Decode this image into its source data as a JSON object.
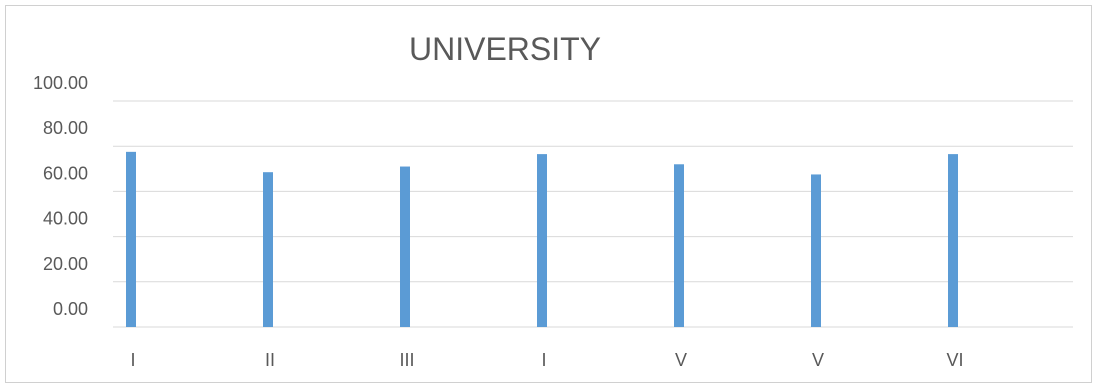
{
  "chart_data": {
    "type": "bar",
    "title": "UNIVERSITY",
    "xlabel": "",
    "ylabel": "",
    "categories": [
      "I",
      "II",
      "III",
      "I",
      "V",
      "V",
      "VI"
    ],
    "series": [
      {
        "values": [
          77.5,
          68.5,
          71.0,
          76.5,
          72.0,
          67.5,
          76.5
        ]
      }
    ],
    "ylim": [
      0,
      100
    ],
    "yticks": [
      "0.00",
      "20.00",
      "40.00",
      "60.00",
      "80.00",
      "100.00"
    ],
    "grid": true,
    "legend": "none",
    "bar_color": "#5b9bd5"
  }
}
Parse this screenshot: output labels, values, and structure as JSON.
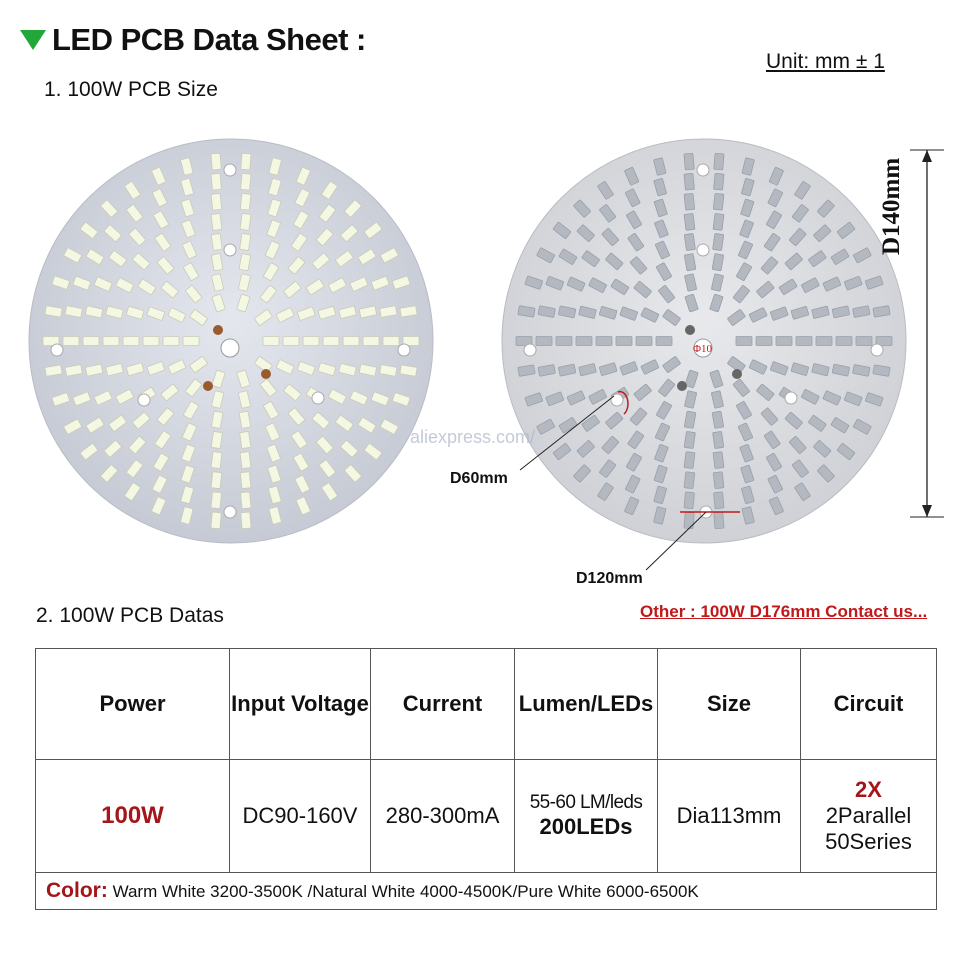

EXERCISE GOAL -
Print the whole listing above once more, word for word, without its pictures.

FINISHED TASK -
Decode this image into its source data as a JSON object.
{
  "chart_data": {
    "type": "bar",
    "title": "UNIVERSITY",
    "xlabel": "",
    "ylabel": "",
    "categories": [
      "I",
      "II",
      "III",
      "I",
      "V",
      "V",
      "VI"
    ],
    "series": [
      {
        "values": [
          77.5,
          68.5,
          71.0,
          76.5,
          72.0,
          67.5,
          76.5
        ]
      }
    ],
    "ylim": [
      0,
      100
    ],
    "yticks": [
      "0.00",
      "20.00",
      "40.00",
      "60.00",
      "80.00",
      "100.00"
    ],
    "grid": true,
    "legend": "none",
    "bar_color": "#5b9bd5"
  }
}
Parse this screenshot: output labels, values, and structure as JSON.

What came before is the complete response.